> [The exercise] Where the word "tout" occurs in a line, return that line.

> [Records to use]

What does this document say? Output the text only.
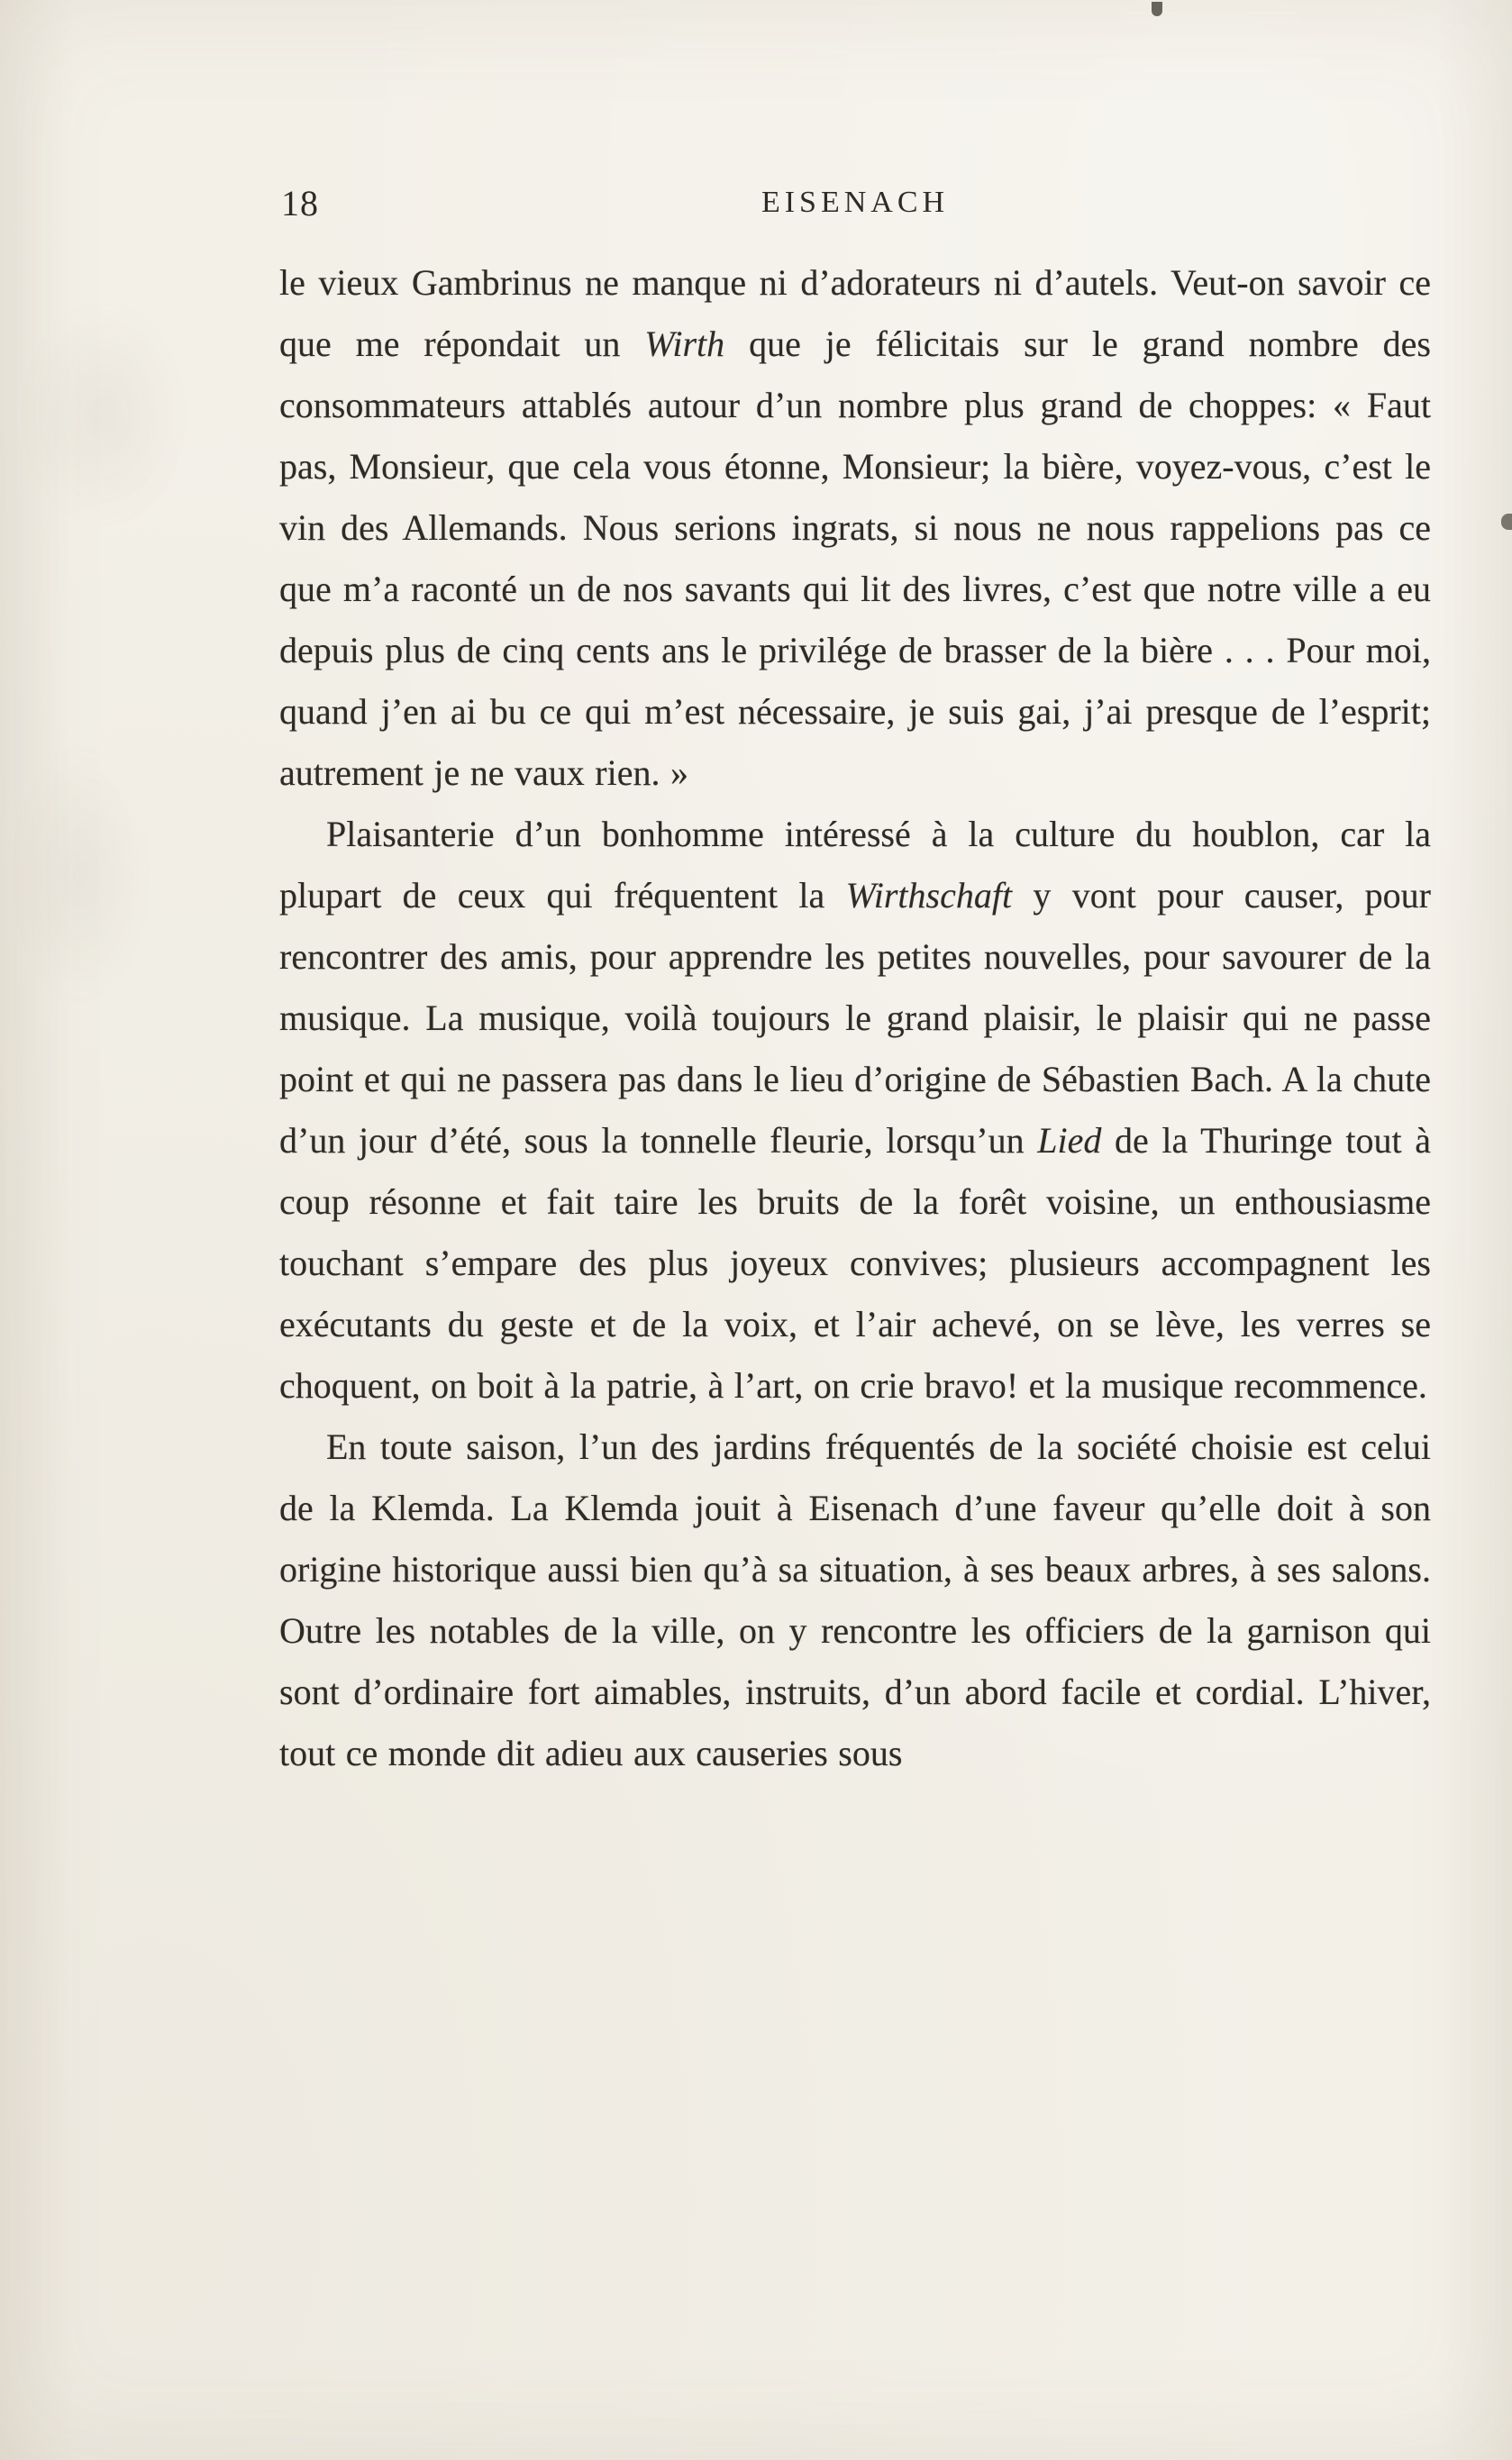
18	EISENACH

le vieux Gambrinus ne manque ni d’adorateurs ni d’autels. Veut-on savoir ce que me répondait un Wirth que je félicitais sur le grand nombre des consommateurs attablés autour d’un nombre plus grand de choppes: « Faut pas, Monsieur, que cela vous étonne, Monsieur; la bière, voyez-vous, c’est le vin des Allemands. Nous serions ingrats, si nous ne nous rappelions pas ce que m’a raconté un de nos savants qui lit des livres, c’est que notre ville a eu depuis plus de cinq cents ans le privilége de brasser de la bière . . . Pour moi, quand j’en ai bu ce qui m’est nécessaire, je suis gai, j’ai presque de l’esprit; autrement je ne vaux rien. »

Plaisanterie d’un bonhomme intéressé à la culture du houblon, car la plupart de ceux qui fréquentent la Wirthschaft y vont pour causer, pour rencontrer des amis, pour apprendre les petites nouvelles, pour savourer de la musique. La musique, voilà toujours le grand plaisir, le plaisir qui ne passe point et qui ne passera pas dans le lieu d’origine de Sébastien Bach. A la chute d’un jour d’été, sous la tonnelle fleurie, lorsqu’un Lied de la Thuringe tout à coup résonne et fait taire les bruits de la forêt voisine, un enthousiasme touchant s’empare des plus joyeux convives; plusieurs accompagnent les exécutants du geste et de la voix, et l’air achevé, on se lève, les verres se choquent, on boit à la patrie, à l’art, on crie bravo! et la musique recommence.

En toute saison, l’un des jardins fréquentés de la société choisie est celui de la Klemda. La Klemda jouit à Eisenach d’une faveur qu’elle doit à son origine historique aussi bien qu’à sa situation, à ses beaux arbres, à ses salons. Outre les notables de la ville, on y rencontre les officiers de la garnison qui sont d’ordinaire fort aimables, instruits, d’un abord facile et cordial. L’hiver, tout ce monde dit adieu aux causeries sous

> [Task response]
Plaisanterie d’un bonhomme intéressé à la culture du houblon, car la plupart de ceux qui fréquentent la Wirthschaft y vont pour causer, pour rencontrer des amis, pour apprendre les petites nouvelles, pour savourer de la musique. La musique, voilà toujours le grand plaisir, le plaisir qui ne passe point et qui ne passera pas dans le lieu d’origine de Sébastien Bach. A la chute d’un jour d’été, sous la tonnelle fleurie, lorsqu’un Lied de la Thuringe tout à coup résonne et fait taire les bruits de la forêt voisine, un enthousiasme touchant s’empare des plus joyeux convives; plusieurs accompagnent les exécutants du geste et de la voix, et l’air achevé, on se lève, les verres se choquent, on boit à la patrie, à l’art, on crie bravo! et la musique recommence.
En toute saison, l’un des jardins fréquentés de la société choisie est celui de la Klemda. La Klemda jouit à Eisenach d’une faveur qu’elle doit à son origine historique aussi bien qu’à sa situation, à ses beaux arbres, à ses salons. Outre les notables de la ville, on y rencontre les officiers de la garnison qui sont d’ordinaire fort aimables, instruits, d’un abord facile et cordial. L’hiver, tout ce monde dit adieu aux causeries sous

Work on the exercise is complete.